(Saved data entries)

# # # #

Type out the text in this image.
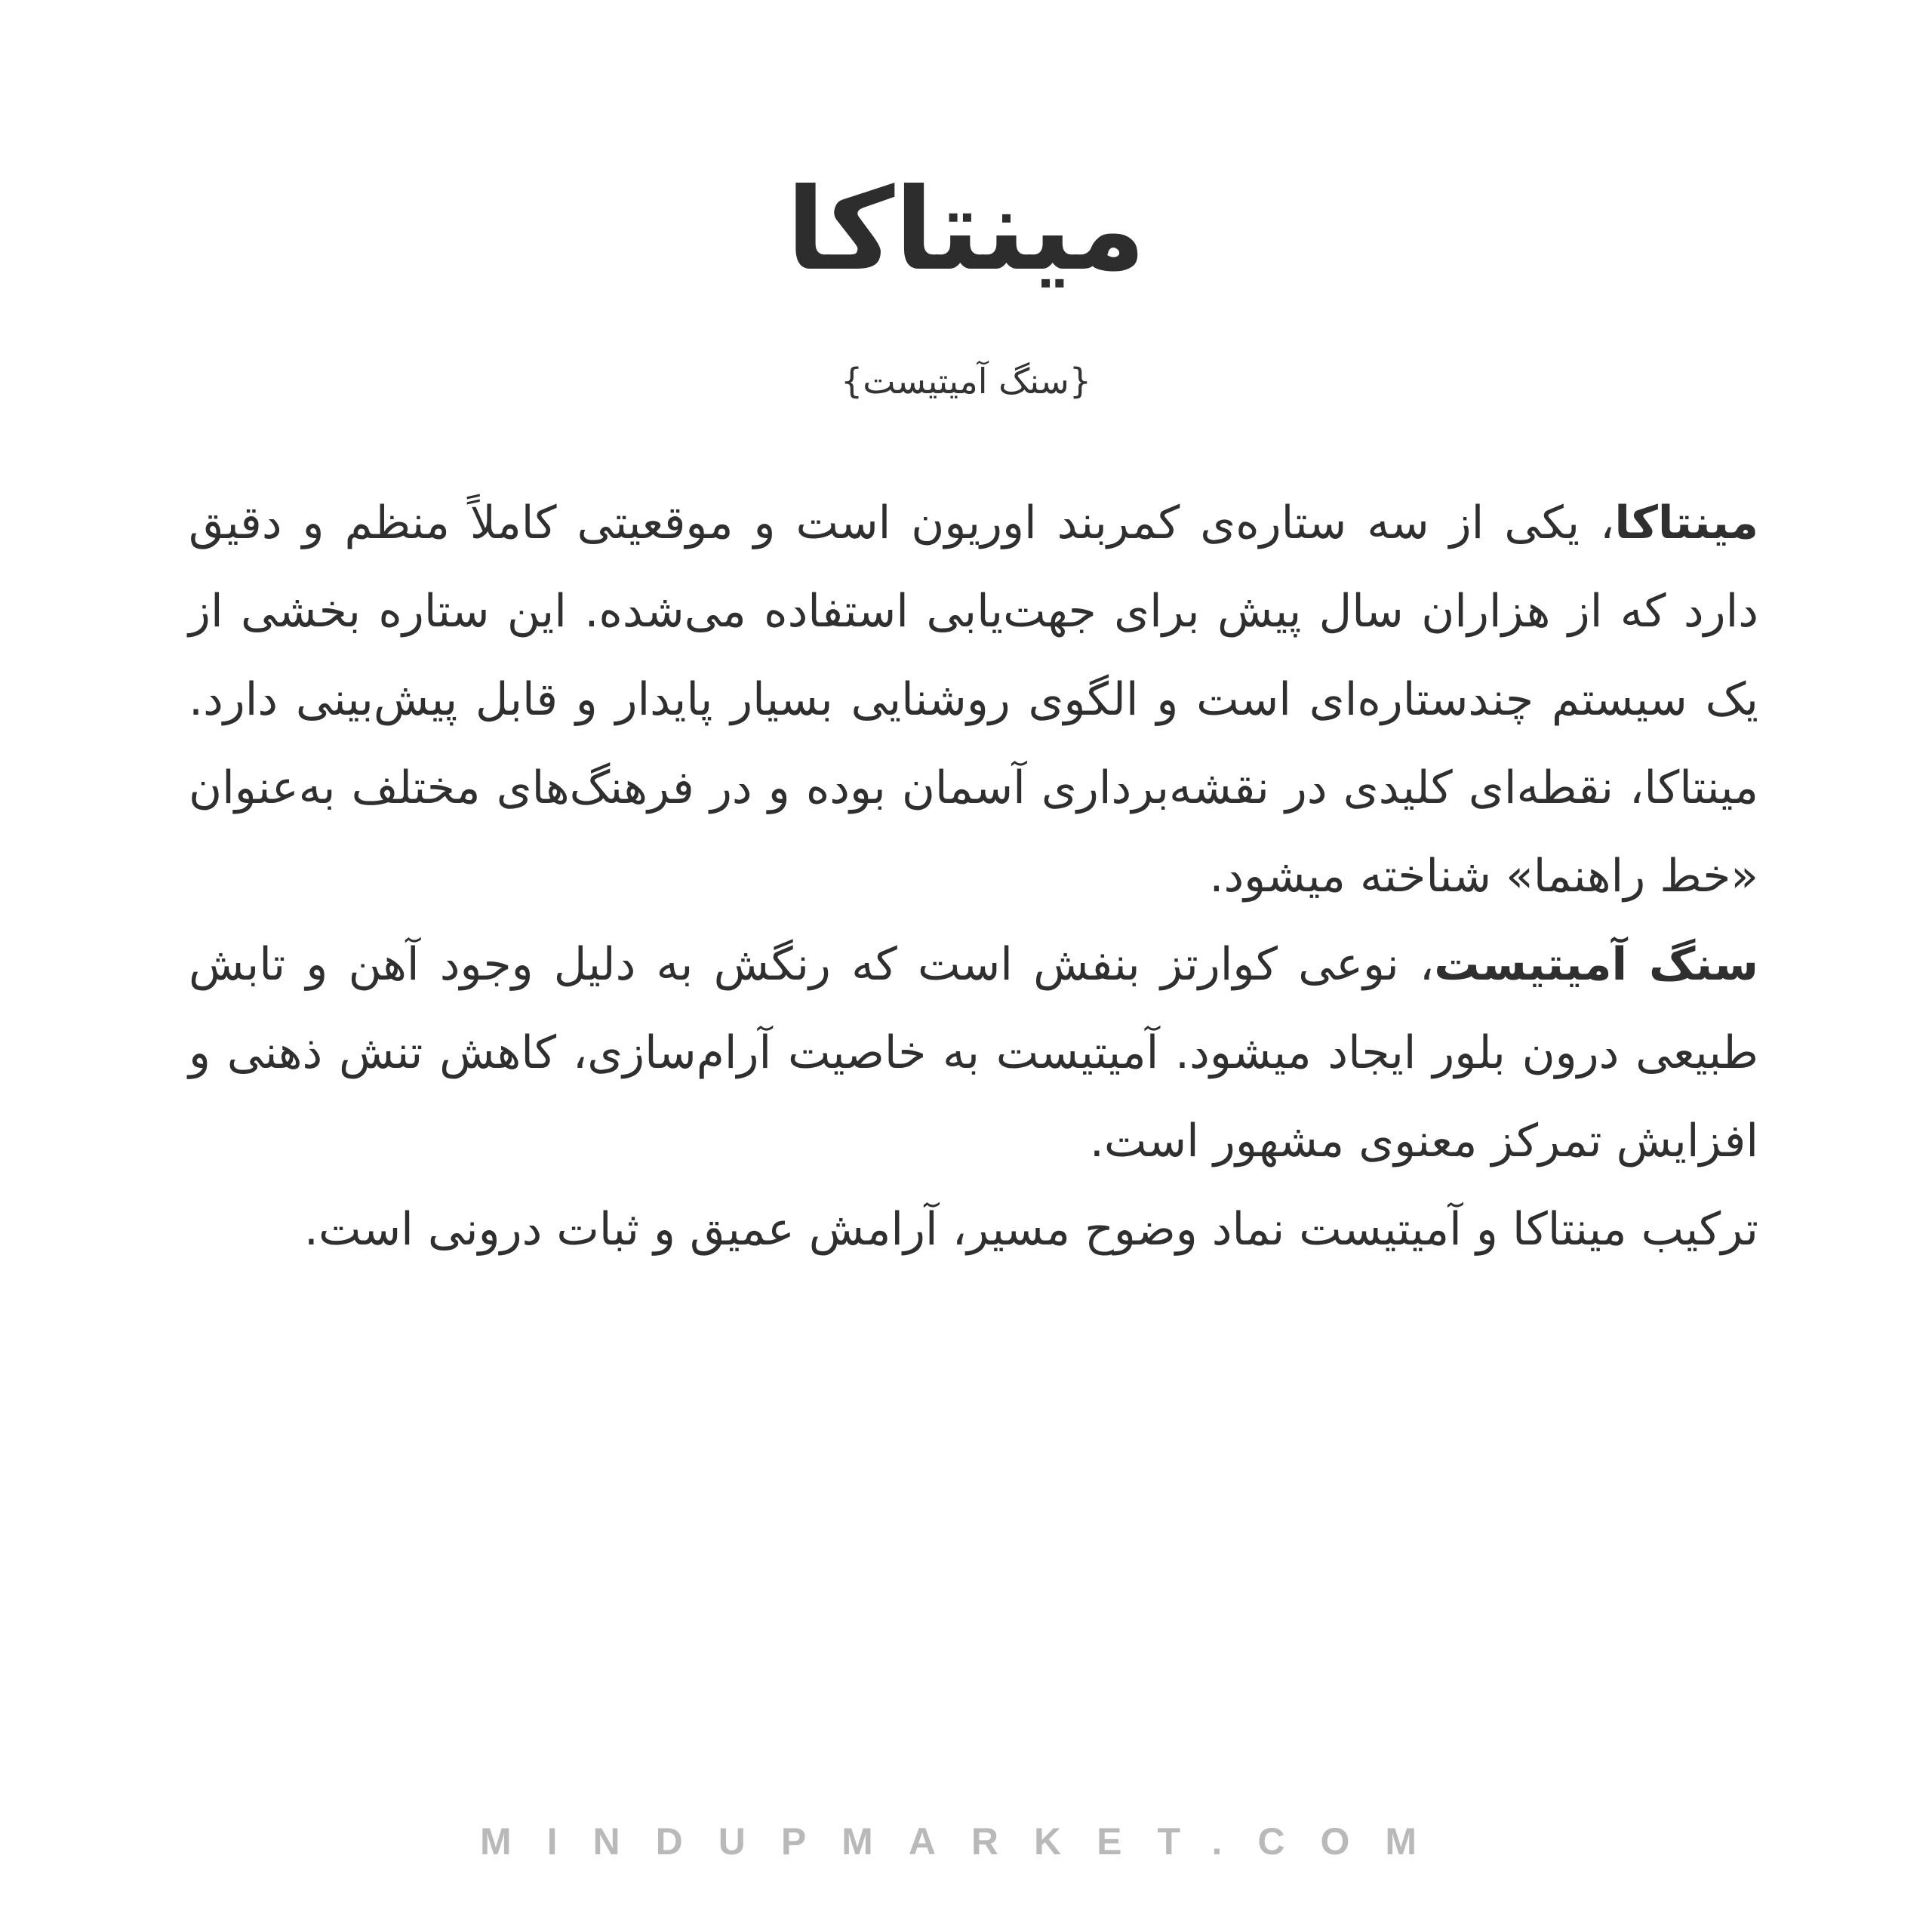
مینتاکا
{سنگ آمیتیست}

مینتاکا، یکی از سه ستاره‌ی کمربند اوریون است و موقعیتی کاملاً منظم و دقیق دارد که از هزاران سال پیش برای جهت‌یابی استفاده می‌شده. این ستاره بخشی از یک سیستم چندستاره‌ای است و الگوی روشنایی بسیار پایدار و قابل پیش‌بینی دارد. مینتاکا، نقطه‌ای کلیدی در نقشه‌برداری آسمان بوده و در فرهنگ‌های مختلف به‌عنوان «خط راهنما» شناخته میشود.

سنگ آمیتیست، نوعی کوارتز بنفش است که رنگش به دلیل وجود آهن و تابش طبیعی درون بلور ایجاد میشود. آمیتیست به خاصیت آرام‌سازی، کاهش تنش ذهنی و افزایش تمرکز معنوی مشهور است.

ترکیب مینتاکا و آمیتیست نماد وضوح مسیر، آرامش عمیق و ثبات درونی است.

MINDUPMARKET.COM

# # # #

▶ [Your task]
A faithful copy of the records above is needed, with the pictures left out.

▶ [Complete answer]
Type out the text in this image.
مینتاکا
{سنگ آمیتیست}

مینتاکا، یکی از سه ستاره‌ی کمربند اوریون است و موقعیتی کاملاً منظم و دقیق دارد که از هزاران سال پیش برای جهت‌یابی استفاده می‌شده. این ستاره بخشی از یک سیستم چندستاره‌ای است و الگوی روشنایی بسیار پایدار و قابل پیش‌بینی دارد. مینتاکا، نقطه‌ای کلیدی در نقشه‌برداری آسمان بوده و در فرهنگ‌های مختلف به‌عنوان «خط راهنما» شناخته میشود.

سنگ آمیتیست، نوعی کوارتز بنفش است که رنگش به دلیل وجود آهن و تابش طبیعی درون بلور ایجاد میشود. آمیتیست به خاصیت آرام‌سازی، کاهش تنش ذهنی و افزایش تمرکز معنوی مشهور است.

ترکیب مینتاکا و آمیتیست نماد وضوح مسیر، آرامش عمیق و ثبات درونی است.

MINDUPMARKET.COM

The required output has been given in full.